◆ WRITTEN PROBLEM ◆
Omit all images, then return the remaining material exactly as it stands.

★ ★ ★ ★

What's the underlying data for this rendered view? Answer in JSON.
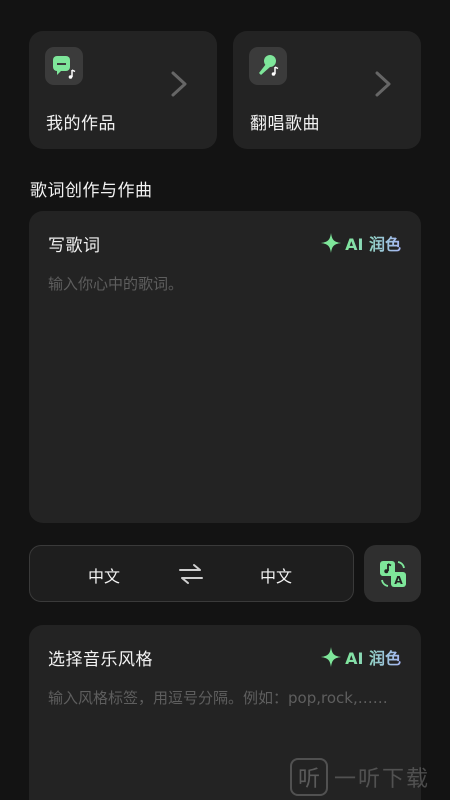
{
  "shortcuts": {
    "my_works": {
      "label": "我的作品",
      "icon": "works-icon"
    },
    "cover_songs": {
      "label": "翻唱歌曲",
      "icon": "microphone-icon"
    }
  },
  "section": {
    "title": "歌词创作与作曲"
  },
  "lyrics": {
    "title": "写歌词",
    "ai_label": "AI 润色",
    "placeholder": "输入你心中的歌词。"
  },
  "language": {
    "source": "中文",
    "target": "中文",
    "swap_icon": "swap-arrows-icon",
    "translate_icon": "translate-icon"
  },
  "style": {
    "title": "选择音乐风格",
    "ai_label": "AI 润色",
    "placeholder": "输入风格标签，用逗号分隔。例如：pop,rock,……"
  },
  "watermark": {
    "text": "一听下载",
    "glyph": "听"
  },
  "colors": {
    "background": "#131313",
    "card": "#232323",
    "accent_green": "#7ee69a",
    "accent_purple": "#a7b7f4",
    "placeholder": "#5e5e5e"
  }
}
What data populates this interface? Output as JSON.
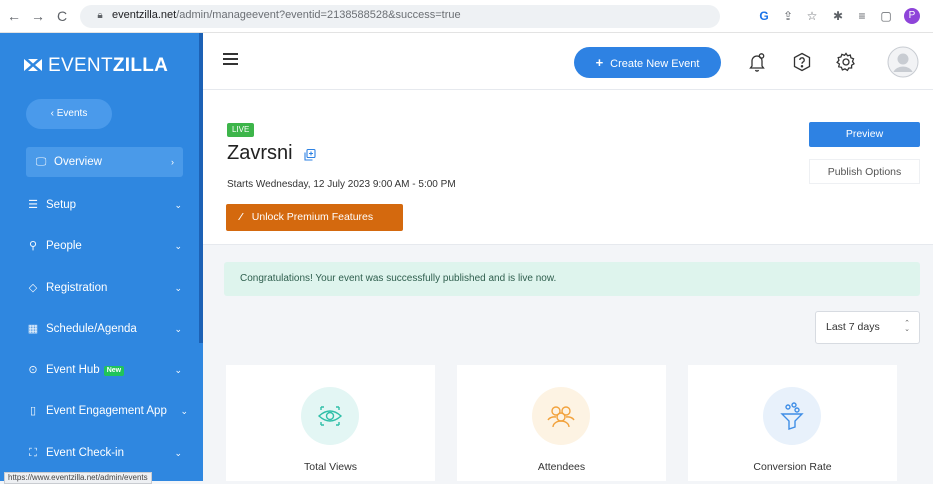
{
  "browser": {
    "url_host": "eventzilla.net",
    "url_path": "/admin/manageevent?eventid=2138588528&success=true",
    "profile_initial": "P",
    "status_url": "https://www.eventzilla.net/admin/events"
  },
  "brand": {
    "name_light": "EVENT",
    "name_bold": "ZILLA"
  },
  "sidebar": {
    "back_label": "‹ Events",
    "items": [
      {
        "label": "Overview",
        "icon": "monitor-icon"
      },
      {
        "label": "Setup",
        "icon": "sliders-icon"
      },
      {
        "label": "People",
        "icon": "person-icon"
      },
      {
        "label": "Registration",
        "icon": "tag-icon"
      },
      {
        "label": "Schedule/Agenda",
        "icon": "calendar-icon"
      },
      {
        "label": "Event Hub",
        "icon": "play-circle-icon",
        "badge": "New"
      },
      {
        "label": "Event Engagement App",
        "icon": "phone-icon"
      },
      {
        "label": "Event Check-in",
        "icon": "scan-icon"
      }
    ]
  },
  "header": {
    "create_label": "Create New Event"
  },
  "event": {
    "status": "LIVE",
    "title": "Zavrsni",
    "date_text": "Starts Wednesday, 12 July 2023 9:00 AM - 5:00 PM",
    "unlock_label": "Unlock Premium Features",
    "preview_label": "Preview",
    "publish_label": "Publish Options"
  },
  "alert": {
    "message": "Congratulations! Your event was successfully published and is live now."
  },
  "range": {
    "selected": "Last 7 days"
  },
  "stats": [
    {
      "label": "Total Views",
      "icon": "eye-icon",
      "color": "#e3f6f4"
    },
    {
      "label": "Attendees",
      "icon": "group-icon",
      "color": "#fdf3e3"
    },
    {
      "label": "Conversion Rate",
      "icon": "funnel-icon",
      "color": "#e8f1fb"
    }
  ],
  "colors": {
    "sidebar": "#2f87e0",
    "primary": "#2e82e3",
    "live": "#3db54a",
    "unlock": "#d4690e",
    "alert_bg": "#def4ed"
  }
}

★ ★ ★ ★

◆ RESPONSE TO THIS TASK ◆
What's the underlying data for this rendered view? Answer in JSON.
{
  "shortcuts": {
    "my_works": {
      "label": "我的作品",
      "icon": "works-icon"
    },
    "cover_songs": {
      "label": "翻唱歌曲",
      "icon": "microphone-icon"
    }
  },
  "section": {
    "title": "歌词创作与作曲"
  },
  "lyrics": {
    "title": "写歌词",
    "ai_label": "AI 润色",
    "placeholder": "输入你心中的歌词。"
  },
  "language": {
    "source": "中文",
    "target": "中文",
    "swap_icon": "swap-arrows-icon",
    "translate_icon": "translate-icon"
  },
  "style": {
    "title": "选择音乐风格",
    "ai_label": "AI 润色",
    "placeholder": "输入风格标签，用逗号分隔。例如：pop,rock,……"
  },
  "watermark": {
    "text": "一听下载",
    "glyph": "听"
  },
  "colors": {
    "background": "#131313",
    "card": "#232323",
    "accent_green": "#7ee69a",
    "accent_purple": "#a7b7f4",
    "placeholder": "#5e5e5e"
  }
}
What data populates this interface? Output as JSON.
{
  "browser": {
    "url_host": "eventzilla.net",
    "url_path": "/admin/manageevent?eventid=2138588528&success=true",
    "profile_initial": "P",
    "status_url": "https://www.eventzilla.net/admin/events"
  },
  "brand": {
    "name_light": "EVENT",
    "name_bold": "ZILLA"
  },
  "sidebar": {
    "back_label": "‹ Events",
    "items": [
      {
        "label": "Overview",
        "icon": "monitor-icon"
      },
      {
        "label": "Setup",
        "icon": "sliders-icon"
      },
      {
        "label": "People",
        "icon": "person-icon"
      },
      {
        "label": "Registration",
        "icon": "tag-icon"
      },
      {
        "label": "Schedule/Agenda",
        "icon": "calendar-icon"
      },
      {
        "label": "Event Hub",
        "icon": "play-circle-icon",
        "badge": "New"
      },
      {
        "label": "Event Engagement App",
        "icon": "phone-icon"
      },
      {
        "label": "Event Check-in",
        "icon": "scan-icon"
      }
    ]
  },
  "header": {
    "create_label": "Create New Event"
  },
  "event": {
    "status": "LIVE",
    "title": "Zavrsni",
    "date_text": "Starts Wednesday, 12 July 2023 9:00 AM - 5:00 PM",
    "unlock_label": "Unlock Premium Features",
    "preview_label": "Preview",
    "publish_label": "Publish Options"
  },
  "alert": {
    "message": "Congratulations! Your event was successfully published and is live now."
  },
  "range": {
    "selected": "Last 7 days"
  },
  "stats": [
    {
      "label": "Total Views",
      "icon": "eye-icon",
      "color": "#e3f6f4"
    },
    {
      "label": "Attendees",
      "icon": "group-icon",
      "color": "#fdf3e3"
    },
    {
      "label": "Conversion Rate",
      "icon": "funnel-icon",
      "color": "#e8f1fb"
    }
  ],
  "colors": {
    "sidebar": "#2f87e0",
    "primary": "#2e82e3",
    "live": "#3db54a",
    "unlock": "#d4690e",
    "alert_bg": "#def4ed"
  }
}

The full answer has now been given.